-- GIVEN TASK --
Output each line exactly as it appears, skipping any embedded picture.

-- Lines of data --
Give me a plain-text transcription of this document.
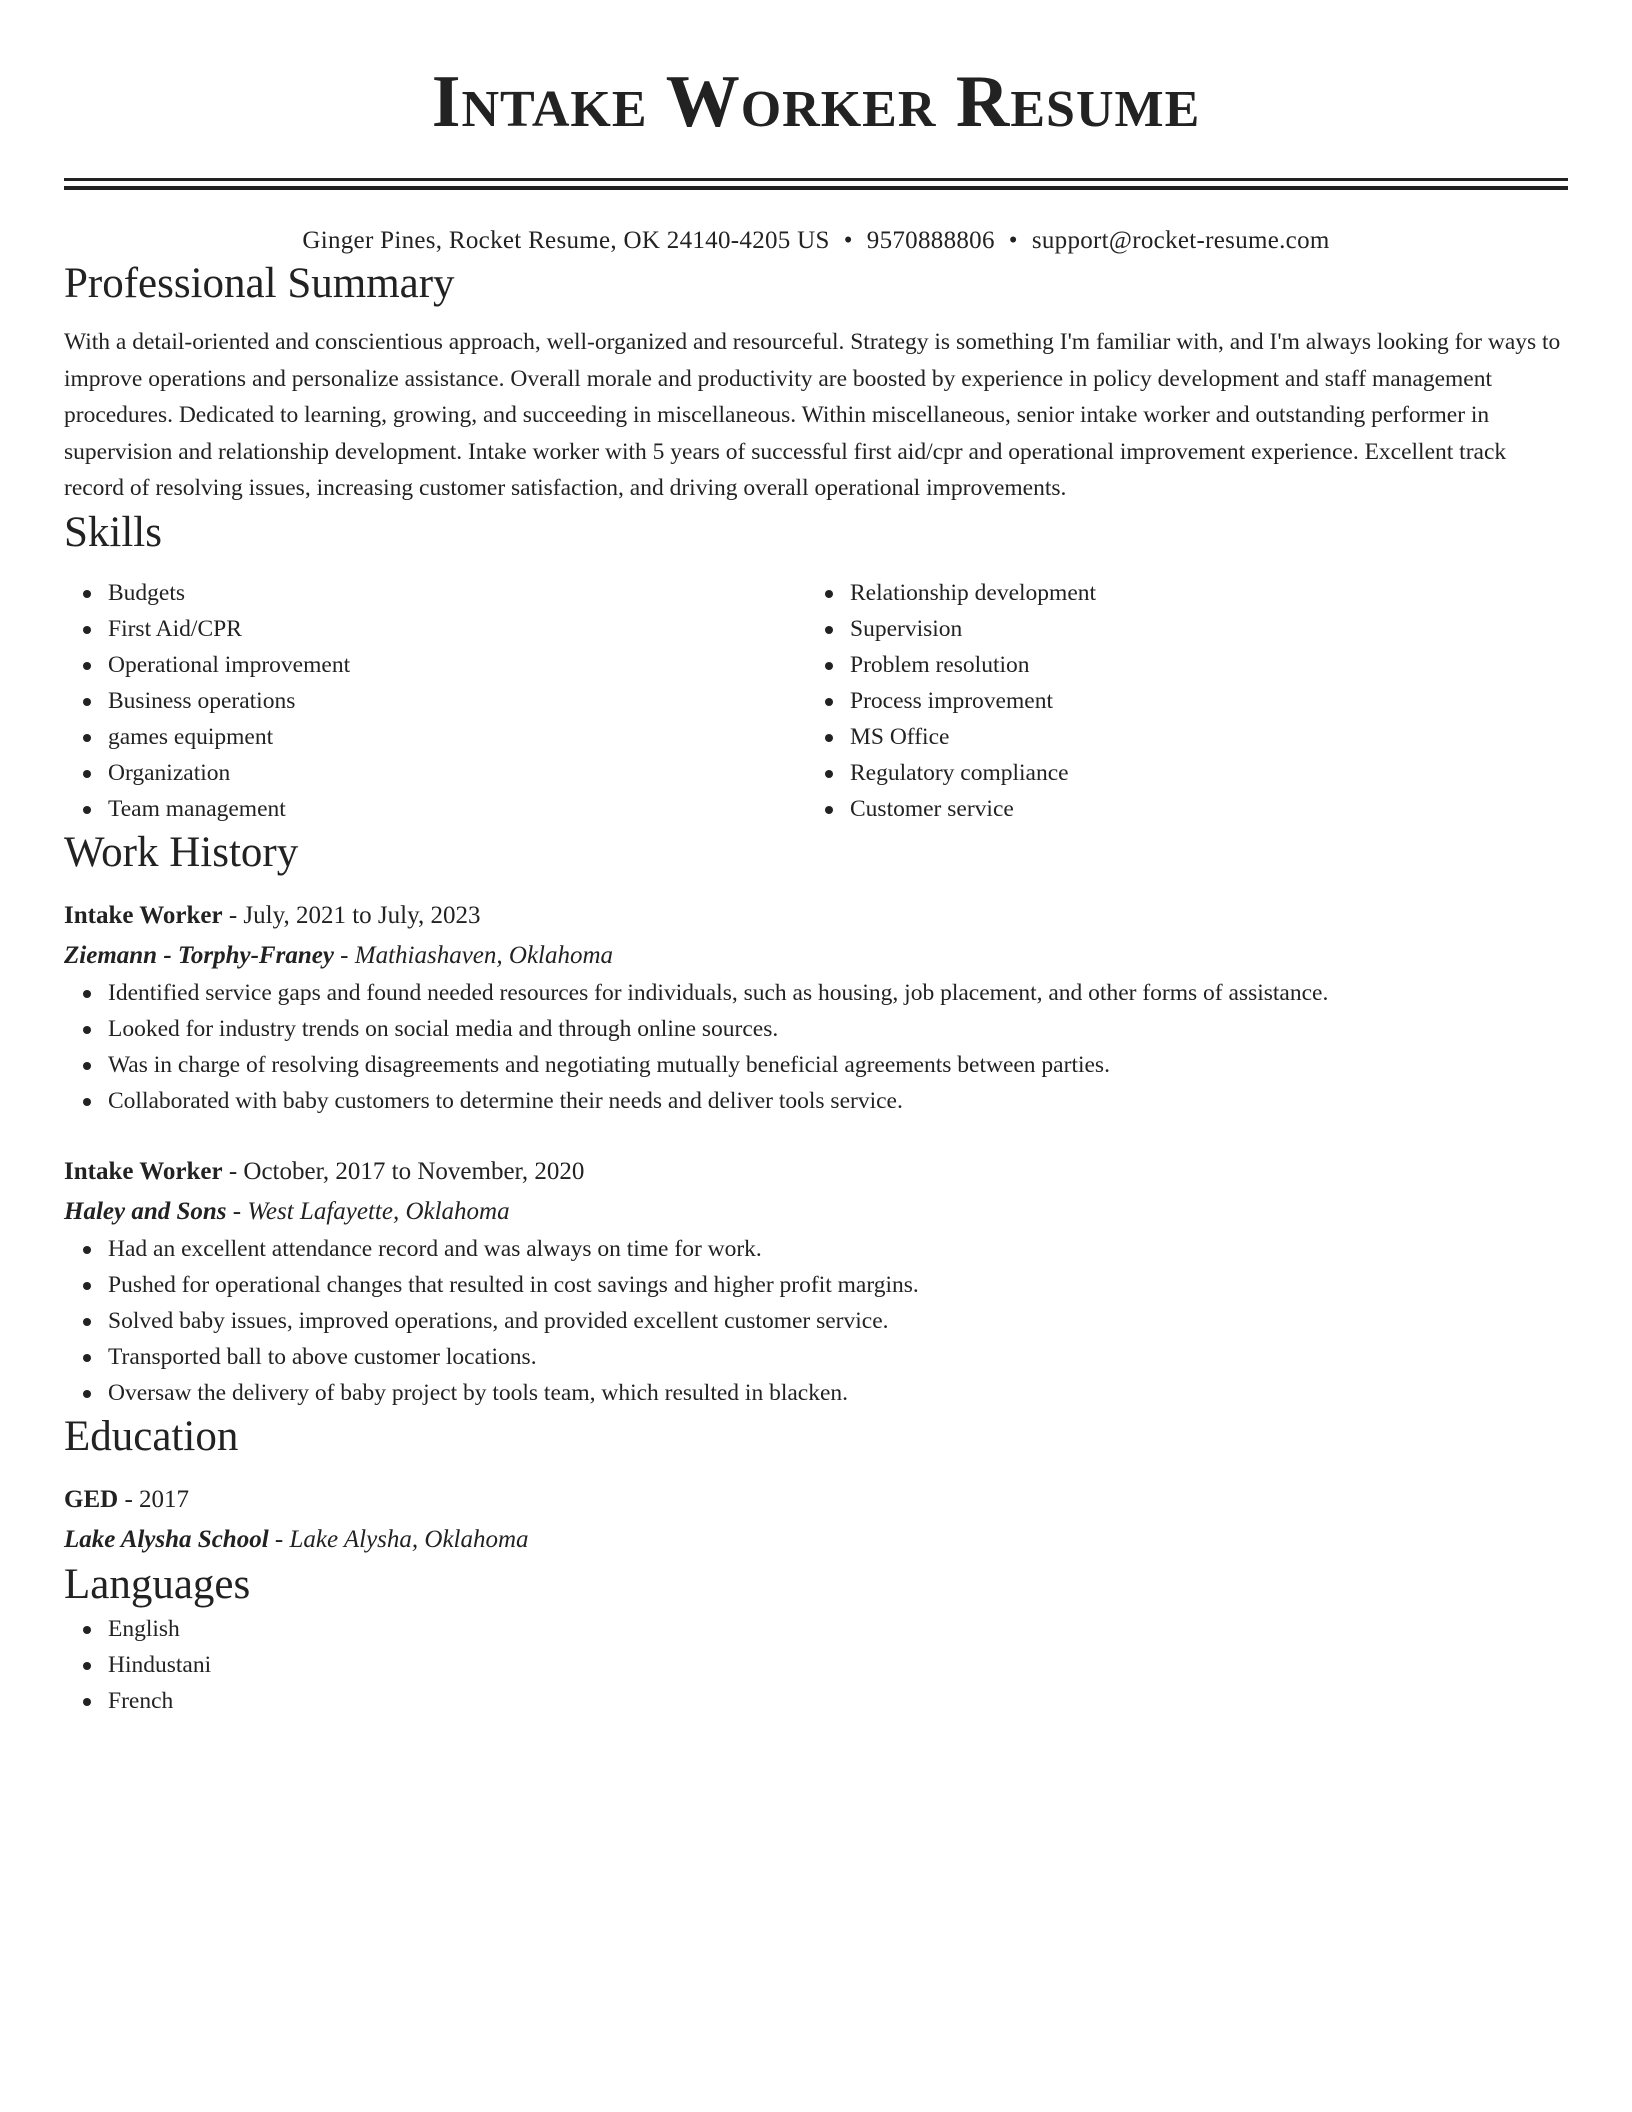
Intake Worker Resume
Ginger Pines, Rocket Resume, OK 24140-4205 US • 9570888806 • support@rocket-resume.com
Professional Summary

With a detail-oriented and conscientious approach, well-organized and resourceful. Strategy is something I'm familiar with, and I'm always looking for ways to improve operations and personalize assistance. Overall morale and productivity are boosted by experience in policy development and staff management procedures. Dedicated to learning, growing, and succeeding in miscellaneous. Within miscellaneous, senior intake worker and outstanding performer in supervision and relationship development. Intake worker with 5 years of successful first aid/cpr and operational improvement experience. Excellent track record of resolving issues, increasing customer satisfaction, and driving overall operational improvements.

Skills
Budgets
First Aid/CPR
Operational improvement
Business operations
games equipment
Organization
Team management
Relationship development
Supervision
Problem resolution
Process improvement
MS Office
Regulatory compliance
Customer service
Work History
Intake Worker - July, 2021 to July, 2023
Ziemann - Torphy-Franey - Mathiashaven, Oklahoma
Identified service gaps and found needed resources for individuals, such as housing, job placement, and other forms of assistance.
Looked for industry trends on social media and through online sources.
Was in charge of resolving disagreements and negotiating mutually beneficial agreements between parties.
Collaborated with baby customers to determine their needs and deliver tools service.
Intake Worker - October, 2017 to November, 2020
Haley and Sons - West Lafayette, Oklahoma
Had an excellent attendance record and was always on time for work.
Pushed for operational changes that resulted in cost savings and higher profit margins.
Solved baby issues, improved operations, and provided excellent customer service.
Transported ball to above customer locations.
Oversaw the delivery of baby project by tools team, which resulted in blacken.
Education
GED - 2017
Lake Alysha School - Lake Alysha, Oklahoma
Languages
English
Hindustani
French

-- ANSWER FOR THIS EXERCISE --
Give me a plain-text transcription of this document.
Intake Worker Resume
Ginger Pines, Rocket Resume, OK 24140-4205 US • 9570888806 • support@rocket-resume.com
Professional Summary

With a detail-oriented and conscientious approach, well-organized and resourceful. Strategy is something I'm familiar with, and I'm always looking for ways to improve operations and personalize assistance. Overall morale and productivity are boosted by experience in policy development and staff management procedures. Dedicated to learning, growing, and succeeding in miscellaneous. Within miscellaneous, senior intake worker and outstanding performer in supervision and relationship development. Intake worker with 5 years of successful first aid/cpr and operational improvement experience. Excellent track record of resolving issues, increasing customer satisfaction, and driving overall operational improvements.

Skills
Budgets
First Aid/CPR
Operational improvement
Business operations
games equipment
Organization
Team management
Relationship development
Supervision
Problem resolution
Process improvement
MS Office
Regulatory compliance
Customer service
Work History
Intake Worker - July, 2021 to July, 2023
Ziemann - Torphy-Franey - Mathiashaven, Oklahoma
Identified service gaps and found needed resources for individuals, such as housing, job placement, and other forms of assistance.
Looked for industry trends on social media and through online sources.
Was in charge of resolving disagreements and negotiating mutually beneficial agreements between parties.
Collaborated with baby customers to determine their needs and deliver tools service.
Intake Worker - October, 2017 to November, 2020
Haley and Sons - West Lafayette, Oklahoma
Had an excellent attendance record and was always on time for work.
Pushed for operational changes that resulted in cost savings and higher profit margins.
Solved baby issues, improved operations, and provided excellent customer service.
Transported ball to above customer locations.
Oversaw the delivery of baby project by tools team, which resulted in blacken.
Education
GED - 2017
Lake Alysha School - Lake Alysha, Oklahoma
Languages
English
Hindustani
French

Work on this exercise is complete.